■ **Your objective**: Reproduce the material below verbatim, line by line, and omit the pictures.

■ **Records for the exercise**:
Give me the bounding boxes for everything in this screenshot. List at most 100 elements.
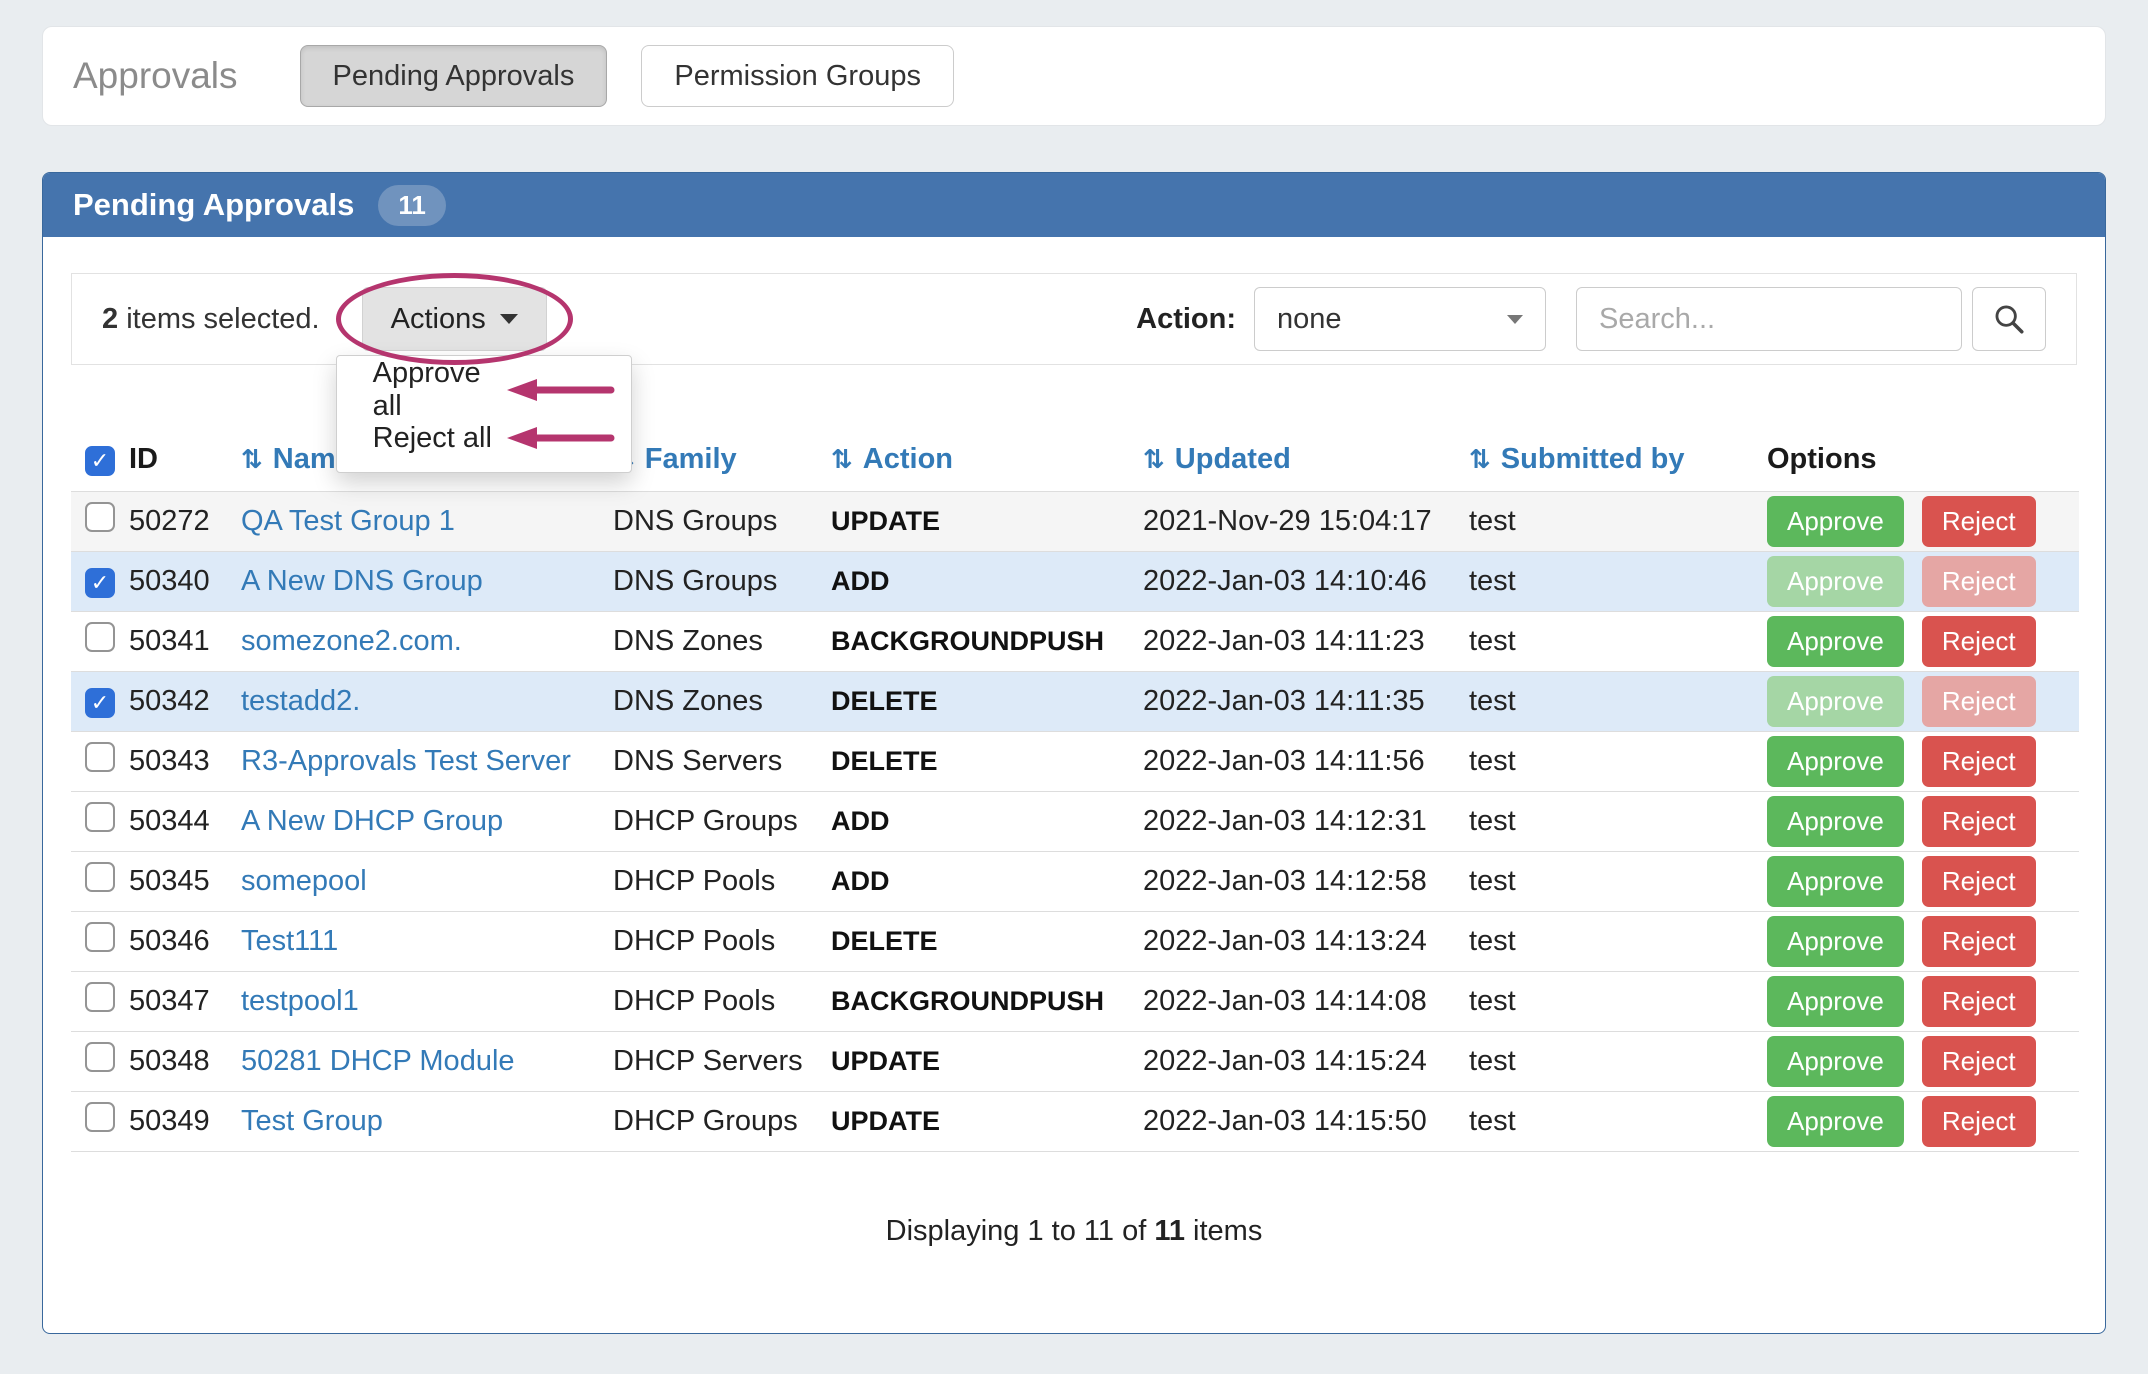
cell-action: UPDATE xyxy=(831,491,1143,551)
approve-button[interactable]: Approve xyxy=(1767,496,1904,547)
cell-submitted-by: test xyxy=(1469,551,1767,611)
row-checkbox[interactable] xyxy=(85,568,115,598)
pending-approvals-panel: Pending Approvals 11 2 items selected. A… xyxy=(42,172,2106,1334)
column-header-updated[interactable]: ⇅Updated xyxy=(1143,429,1469,491)
selected-count: 2 xyxy=(102,303,118,335)
page-title: Approvals xyxy=(73,55,238,97)
actions-dropdown: Actions Approve all Reject all xyxy=(362,287,547,351)
cell-submitted-by: test xyxy=(1469,611,1767,671)
cell-submitted-by: test xyxy=(1469,851,1767,911)
reject-button[interactable]: Reject xyxy=(1922,1036,2036,1087)
reject-button[interactable]: Reject xyxy=(1922,976,2036,1027)
row-name-link[interactable]: 50281 DHCP Module xyxy=(241,1045,515,1077)
cell-submitted-by: test xyxy=(1469,671,1767,731)
actions-button[interactable]: Actions xyxy=(362,287,547,351)
row-checkbox[interactable] xyxy=(85,802,115,832)
column-header-action[interactable]: ⇅Action xyxy=(831,429,1143,491)
action-filter-value: none xyxy=(1277,303,1342,336)
cell-action: BACKGROUNDPUSH xyxy=(831,611,1143,671)
column-header-submitted-by[interactable]: ⇅Submitted by xyxy=(1469,429,1767,491)
row-checkbox[interactable] xyxy=(85,742,115,772)
row-name-link[interactable]: A New DHCP Group xyxy=(241,805,503,837)
cell-id: 50348 xyxy=(129,1031,241,1091)
row-name-link[interactable]: somepool xyxy=(241,865,367,897)
actions-menu: Approve all Reject all xyxy=(336,355,632,473)
reject-button[interactable]: Reject xyxy=(1922,856,2036,907)
table-row: 50348 50281 DHCP Module DHCP Servers UPD… xyxy=(71,1031,2079,1091)
menu-item-reject-all[interactable]: Reject all xyxy=(337,414,631,462)
approve-button[interactable]: Approve xyxy=(1767,1096,1904,1147)
row-checkbox[interactable] xyxy=(85,862,115,892)
reject-button[interactable]: Reject xyxy=(1922,796,2036,847)
cell-action: ADD xyxy=(831,791,1143,851)
approve-button[interactable]: Approve xyxy=(1767,676,1904,727)
row-name-link[interactable]: R3-Approvals Test Server xyxy=(241,745,571,777)
selected-label: items selected. xyxy=(118,303,319,335)
approve-button[interactable]: Approve xyxy=(1767,976,1904,1027)
row-checkbox[interactable] xyxy=(85,1042,115,1072)
caret-down-icon xyxy=(1507,315,1523,324)
sort-icon: ⇅ xyxy=(241,445,263,475)
row-name-link[interactable]: testpool1 xyxy=(241,985,359,1017)
tab-permission-groups[interactable]: Permission Groups xyxy=(641,45,954,107)
cell-updated: 2022-Jan-03 14:13:24 xyxy=(1143,911,1469,971)
row-name-link[interactable]: Test Group xyxy=(241,1105,383,1137)
cell-id: 50346 xyxy=(129,911,241,971)
table-row: 50340 A New DNS Group DNS Groups ADD 202… xyxy=(71,551,2079,611)
cell-action: DELETE xyxy=(831,911,1143,971)
action-filter-select[interactable]: none xyxy=(1254,287,1546,351)
approve-button[interactable]: Approve xyxy=(1767,616,1904,667)
cell-id: 50341 xyxy=(129,611,241,671)
approve-button[interactable]: Approve xyxy=(1767,1036,1904,1087)
column-label: Submitted by xyxy=(1501,443,1685,475)
cell-id: 50349 xyxy=(129,1091,241,1151)
row-name-link[interactable]: Test111 xyxy=(241,925,338,957)
menu-item-approve-all[interactable]: Approve all xyxy=(337,366,631,414)
cell-family: DHCP Pools xyxy=(613,971,831,1031)
row-checkbox[interactable] xyxy=(85,622,115,652)
cell-action: UPDATE xyxy=(831,1091,1143,1151)
row-name-link[interactable]: QA Test Group 1 xyxy=(241,505,455,537)
cell-action: DELETE xyxy=(831,671,1143,731)
cell-id: 50342 xyxy=(129,671,241,731)
row-checkbox[interactable] xyxy=(85,922,115,952)
cell-submitted-by: test xyxy=(1469,491,1767,551)
cell-updated: 2022-Jan-03 14:11:35 xyxy=(1143,671,1469,731)
reject-button[interactable]: Reject xyxy=(1922,1096,2036,1147)
select-all-checkbox[interactable] xyxy=(85,446,115,476)
reject-button[interactable]: Reject xyxy=(1922,496,2036,547)
panel-header: Pending Approvals 11 xyxy=(43,173,2105,237)
reject-button[interactable]: Reject xyxy=(1922,556,2036,607)
approve-button[interactable]: Approve xyxy=(1767,556,1904,607)
reject-button[interactable]: Reject xyxy=(1922,916,2036,967)
column-label: Family xyxy=(645,443,737,475)
row-name-link[interactable]: A New DNS Group xyxy=(241,565,483,597)
cell-updated: 2022-Jan-03 14:15:24 xyxy=(1143,1031,1469,1091)
row-name-link[interactable]: somezone2.com. xyxy=(241,625,462,657)
reject-button[interactable]: Reject xyxy=(1922,616,2036,667)
table-row: 50342 testadd2. DNS Zones DELETE 2022-Ja… xyxy=(71,671,2079,731)
search-button[interactable] xyxy=(1972,287,2046,351)
cell-family: DNS Groups xyxy=(613,551,831,611)
column-header-family[interactable]: ⇅Family xyxy=(613,429,831,491)
approve-button[interactable]: Approve xyxy=(1767,916,1904,967)
approve-button[interactable]: Approve xyxy=(1767,796,1904,847)
row-checkbox[interactable] xyxy=(85,688,115,718)
row-checkbox[interactable] xyxy=(85,502,115,532)
reject-button[interactable]: Reject xyxy=(1922,736,2036,787)
approve-button[interactable]: Approve xyxy=(1767,856,1904,907)
approve-button[interactable]: Approve xyxy=(1767,736,1904,787)
search-input[interactable] xyxy=(1576,287,1962,351)
sort-icon: ⇅ xyxy=(831,445,853,475)
cell-id: 50272 xyxy=(129,491,241,551)
table-row: 50346 Test111 DHCP Pools DELETE 2022-Jan… xyxy=(71,911,2079,971)
reject-button[interactable]: Reject xyxy=(1922,676,2036,727)
row-checkbox[interactable] xyxy=(85,1102,115,1132)
row-name-link[interactable]: testadd2. xyxy=(241,685,360,717)
cell-updated: 2022-Jan-03 14:12:31 xyxy=(1143,791,1469,851)
search-icon xyxy=(1992,302,2026,336)
tab-pending-approvals[interactable]: Pending Approvals xyxy=(300,45,608,107)
row-checkbox[interactable] xyxy=(85,982,115,1012)
cell-family: DNS Groups xyxy=(613,491,831,551)
cell-submitted-by: test xyxy=(1469,791,1767,851)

■ **Correct output**:
Give me the bounding boxes for everything in this screenshot. List at most 100 elements.
cell-action: UPDATE xyxy=(831,491,1143,551)
approve-button[interactable]: Approve xyxy=(1767,496,1904,547)
cell-submitted-by: test xyxy=(1469,551,1767,611)
row-checkbox[interactable] xyxy=(85,568,115,598)
pending-approvals-panel: Pending Approvals 11 2 items selected. A… xyxy=(42,172,2106,1334)
column-header-updated[interactable]: ⇅Updated xyxy=(1143,429,1469,491)
selected-count: 2 xyxy=(102,303,118,335)
page-title: Approvals xyxy=(73,55,238,97)
actions-dropdown: Actions Approve all Reject all xyxy=(362,287,547,351)
cell-submitted-by: test xyxy=(1469,611,1767,671)
cell-submitted-by: test xyxy=(1469,851,1767,911)
reject-button[interactable]: Reject xyxy=(1922,1036,2036,1087)
reject-button[interactable]: Reject xyxy=(1922,976,2036,1027)
row-name-link[interactable]: 50281 DHCP Module xyxy=(241,1045,515,1077)
cell-submitted-by: test xyxy=(1469,671,1767,731)
actions-button[interactable]: Actions xyxy=(362,287,547,351)
row-checkbox[interactable] xyxy=(85,802,115,832)
column-header-action[interactable]: ⇅Action xyxy=(831,429,1143,491)
action-filter-value: none xyxy=(1277,303,1342,336)
cell-action: BACKGROUNDPUSH xyxy=(831,611,1143,671)
column-header-submitted-by[interactable]: ⇅Submitted by xyxy=(1469,429,1767,491)
row-checkbox[interactable] xyxy=(85,742,115,772)
row-name-link[interactable]: A New DHCP Group xyxy=(241,805,503,837)
cell-id: 50348 xyxy=(129,1031,241,1091)
row-name-link[interactable]: somepool xyxy=(241,865,367,897)
actions-menu: Approve all Reject all xyxy=(336,355,632,473)
reject-button[interactable]: Reject xyxy=(1922,856,2036,907)
table-row: 50348 50281 DHCP Module DHCP Servers UPD… xyxy=(71,1031,2079,1091)
menu-item-reject-all[interactable]: Reject all xyxy=(337,414,631,462)
approve-button[interactable]: Approve xyxy=(1767,1096,1904,1147)
row-checkbox[interactable] xyxy=(85,862,115,892)
reject-button[interactable]: Reject xyxy=(1922,796,2036,847)
cell-action: ADD xyxy=(831,791,1143,851)
approve-button[interactable]: Approve xyxy=(1767,676,1904,727)
row-name-link[interactable]: R3-Approvals Test Server xyxy=(241,745,571,777)
selected-label: items selected. xyxy=(118,303,319,335)
approve-button[interactable]: Approve xyxy=(1767,976,1904,1027)
row-checkbox[interactable] xyxy=(85,1042,115,1072)
caret-down-icon xyxy=(1507,315,1523,324)
sort-icon: ⇅ xyxy=(241,445,263,475)
row-name-link[interactable]: testpool1 xyxy=(241,985,359,1017)
tab-permission-groups[interactable]: Permission Groups xyxy=(641,45,954,107)
cell-updated: 2022-Jan-03 14:13:24 xyxy=(1143,911,1469,971)
row-name-link[interactable]: Test Group xyxy=(241,1105,383,1137)
cell-id: 50346 xyxy=(129,911,241,971)
table-row: 50340 A New DNS Group DNS Groups ADD 202… xyxy=(71,551,2079,611)
cell-action: DELETE xyxy=(831,911,1143,971)
action-filter-select[interactable]: none xyxy=(1254,287,1546,351)
approve-button[interactable]: Approve xyxy=(1767,616,1904,667)
cell-id: 50341 xyxy=(129,611,241,671)
approve-button[interactable]: Approve xyxy=(1767,1036,1904,1087)
column-label: Submitted by xyxy=(1501,443,1685,475)
cell-id: 50349 xyxy=(129,1091,241,1151)
row-name-link[interactable]: Test111 xyxy=(241,925,338,957)
menu-item-approve-all[interactable]: Approve all xyxy=(337,366,631,414)
cell-family: DHCP Pools xyxy=(613,971,831,1031)
row-checkbox[interactable] xyxy=(85,622,115,652)
cell-action: UPDATE xyxy=(831,1091,1143,1151)
row-name-link[interactable]: QA Test Group 1 xyxy=(241,505,455,537)
cell-action: DELETE xyxy=(831,671,1143,731)
cell-id: 50342 xyxy=(129,671,241,731)
row-checkbox[interactable] xyxy=(85,922,115,952)
cell-submitted-by: test xyxy=(1469,491,1767,551)
cell-updated: 2022-Jan-03 14:11:35 xyxy=(1143,671,1469,731)
reject-button[interactable]: Reject xyxy=(1922,1096,2036,1147)
select-all-checkbox[interactable] xyxy=(85,446,115,476)
reject-button[interactable]: Reject xyxy=(1922,496,2036,547)
panel-header: Pending Approvals 11 xyxy=(43,173,2105,237)
reject-button[interactable]: Reject xyxy=(1922,556,2036,607)
approve-button[interactable]: Approve xyxy=(1767,556,1904,607)
reject-button[interactable]: Reject xyxy=(1922,916,2036,967)
column-label: Family xyxy=(645,443,737,475)
row-name-link[interactable]: A New DNS Group xyxy=(241,565,483,597)
cell-updated: 2022-Jan-03 14:15:24 xyxy=(1143,1031,1469,1091)
row-name-link[interactable]: somezone2.com. xyxy=(241,625,462,657)
reject-button[interactable]: Reject xyxy=(1922,616,2036,667)
table-row: 50342 testadd2. DNS Zones DELETE 2022-Ja… xyxy=(71,671,2079,731)
search-button[interactable] xyxy=(1972,287,2046,351)
cell-family: DNS Groups xyxy=(613,551,831,611)
column-header-family[interactable]: ⇅Family xyxy=(613,429,831,491)
approve-button[interactable]: Approve xyxy=(1767,916,1904,967)
approve-button[interactable]: Approve xyxy=(1767,796,1904,847)
row-checkbox[interactable] xyxy=(85,688,115,718)
row-checkbox[interactable] xyxy=(85,502,115,532)
reject-button[interactable]: Reject xyxy=(1922,736,2036,787)
approve-button[interactable]: Approve xyxy=(1767,856,1904,907)
approve-button[interactable]: Approve xyxy=(1767,736,1904,787)
search-input[interactable] xyxy=(1576,287,1962,351)
sort-icon: ⇅ xyxy=(831,445,853,475)
cell-id: 50272 xyxy=(129,491,241,551)
table-row: 50346 Test111 DHCP Pools DELETE 2022-Jan… xyxy=(71,911,2079,971)
reject-button[interactable]: Reject xyxy=(1922,676,2036,727)
row-checkbox[interactable] xyxy=(85,1102,115,1132)
row-name-link[interactable]: testadd2. xyxy=(241,685,360,717)
cell-updated: 2022-Jan-03 14:12:31 xyxy=(1143,791,1469,851)
search-icon xyxy=(1992,302,2026,336)
tab-pending-approvals[interactable]: Pending Approvals xyxy=(300,45,608,107)
row-checkbox[interactable] xyxy=(85,982,115,1012)
cell-family: DNS Groups xyxy=(613,491,831,551)
cell-submitted-by: test xyxy=(1469,791,1767,851)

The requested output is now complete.